**Written task 1**
Please list the fighters that the boxing column names as quite capable of cutting Mosley down when he gets cute.

**Extracted text**
## BEGIN

In the sixth and seventh rounds, Mosley seemed to compose himself, but Forrest weathered the few combinations Mosley put together. In the 10th round, Forrest staggered Mosley again. That Mosley survived to the final bell is a testament to his pride and holding skills.
For Mosley, considered by some the top pound-for-pound fighter in boxing, a return to the disciplined-attacking style shown in his come-from-behind victory against Oscar de la Hoya is in order.
Roy Jones can get away with leading with his chin and letting his hands go because nobody in the light heavyweight division has the skill and speed to properly greet him as he rushes in. Forrest, de la Hoya, Fernando Vargas, Felix Trinidad, Ike Quartey (if he’s still alive out there somewhere), all of these fighters are quite capable of cutting Mosley down when he gets cute.
Speaking of cute, Gentleman Mike Tyson is back in the news. Yes, I know, none of you had heard. The irrepressible Tyson decided to get a little live sparring in with Lennox Lewis before their scheduled bout in April.
From all the commentary on Tyson’s alleged biting of Lewis and whether the fight should go on, I especially liked Friday Night Fights with Max Kellerman’s personal appeal to Tyson. Kellerman basically begged Tyson to get his head together so that he would have some sort of life after boxing, where he could grow old and be happy.
It got me thinking. What have we, as people in Mike Tyson’s global village, done to prepare him for life after boxing? He needs direction. He needs counseling. He needs suggestions on what to do after retirement.
Tyson could open a mosque. “Pwaise be to Allah.” Or work with kids. Or eat children. Or eat Islamic children.
Now that I think of it, maybe there aren’t a lot of options.

## END

**Extracted material**
## BEGIN

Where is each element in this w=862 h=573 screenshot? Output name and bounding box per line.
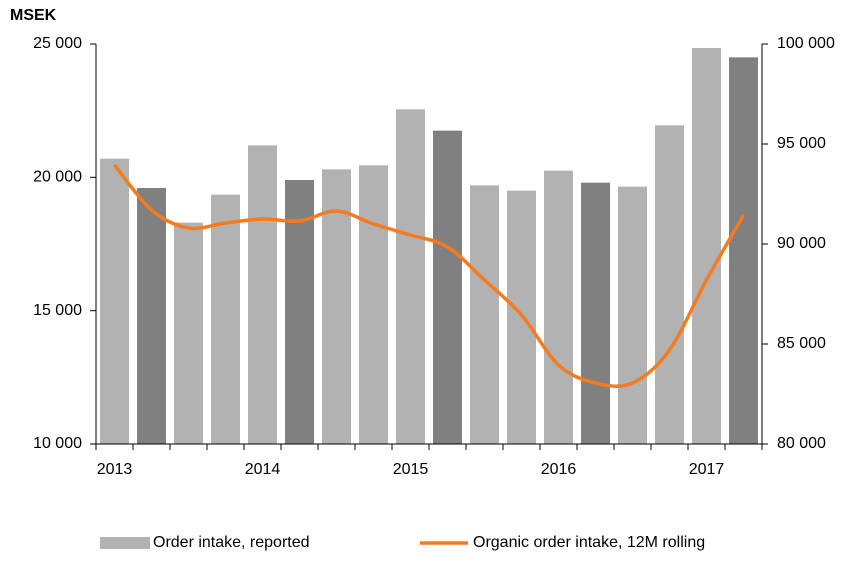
bar xyxy=(729,57,758,444)
bar xyxy=(544,170,573,444)
bar xyxy=(581,182,610,444)
x-tick-label: 2015 xyxy=(393,461,429,478)
y2-tick-label: 85 000 xyxy=(777,335,826,352)
bar xyxy=(248,145,277,445)
axis-title: MSEK xyxy=(10,7,57,24)
bar xyxy=(470,185,499,445)
bar xyxy=(285,180,314,444)
bar xyxy=(692,48,721,444)
x-tick-label: 2017 xyxy=(689,461,725,478)
y-tick-label: 25 000 xyxy=(33,35,82,52)
x-tick-label: 2013 xyxy=(97,461,133,478)
y-tick-label: 20 000 xyxy=(33,169,82,186)
bar xyxy=(137,188,166,444)
bar xyxy=(322,169,351,445)
bar xyxy=(211,194,240,444)
bar xyxy=(359,165,388,445)
y2-tick-label: 80 000 xyxy=(777,435,826,452)
bar xyxy=(618,186,647,444)
bar xyxy=(174,222,203,444)
bar xyxy=(433,130,462,444)
y-tick-label: 10 000 xyxy=(33,435,82,452)
x-tick-label: 2014 xyxy=(245,461,281,478)
bar xyxy=(100,158,129,444)
y-tick-label: 15 000 xyxy=(33,302,82,319)
bar xyxy=(655,125,684,444)
line xyxy=(113,163,746,388)
x-tick-label: 2016 xyxy=(541,461,577,478)
y2-tick-label: 95 000 xyxy=(777,135,826,152)
y2-tick-label: 100 000 xyxy=(777,35,835,52)
bar xyxy=(396,109,425,444)
y2-tick-label: 90 000 xyxy=(777,235,826,252)
legend-label: Order intake, reported xyxy=(153,534,310,551)
legend-swatch xyxy=(100,537,150,549)
legend-label: Organic order intake, 12M rolling xyxy=(473,534,705,551)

## END

**Written task 2**
In the rows, start at the line that has "bar xyxy=(729,57,758,444)" and end with the line that has "bar xyxy=(137,188,166,444)". Change every "x-tick-label" in those lines to "year-label" and return only those lines, leaving everything else as it is.

**Complete output 1**
Forrest, de la Hoya, Fernando Vargas, Felix Trinidad, Ike Quartey

**Complete output 2**
bar xyxy=(729,57,758,444)
bar xyxy=(544,170,573,444)
bar xyxy=(581,182,610,444)
year-label: 2015 xyxy=(393,461,429,478)
y2-tick-label: 85 000 xyxy=(777,335,826,352)
bar xyxy=(248,145,277,445)
axis-title: MSEK xyxy=(10,7,57,24)
bar xyxy=(470,185,499,445)
bar xyxy=(285,180,314,444)
bar xyxy=(692,48,721,444)
year-label: 2017 xyxy=(689,461,725,478)
y-tick-label: 25 000 xyxy=(33,35,82,52)
year-label: 2013 xyxy=(97,461,133,478)
y-tick-label: 20 000 xyxy=(33,169,82,186)
bar xyxy=(137,188,166,444)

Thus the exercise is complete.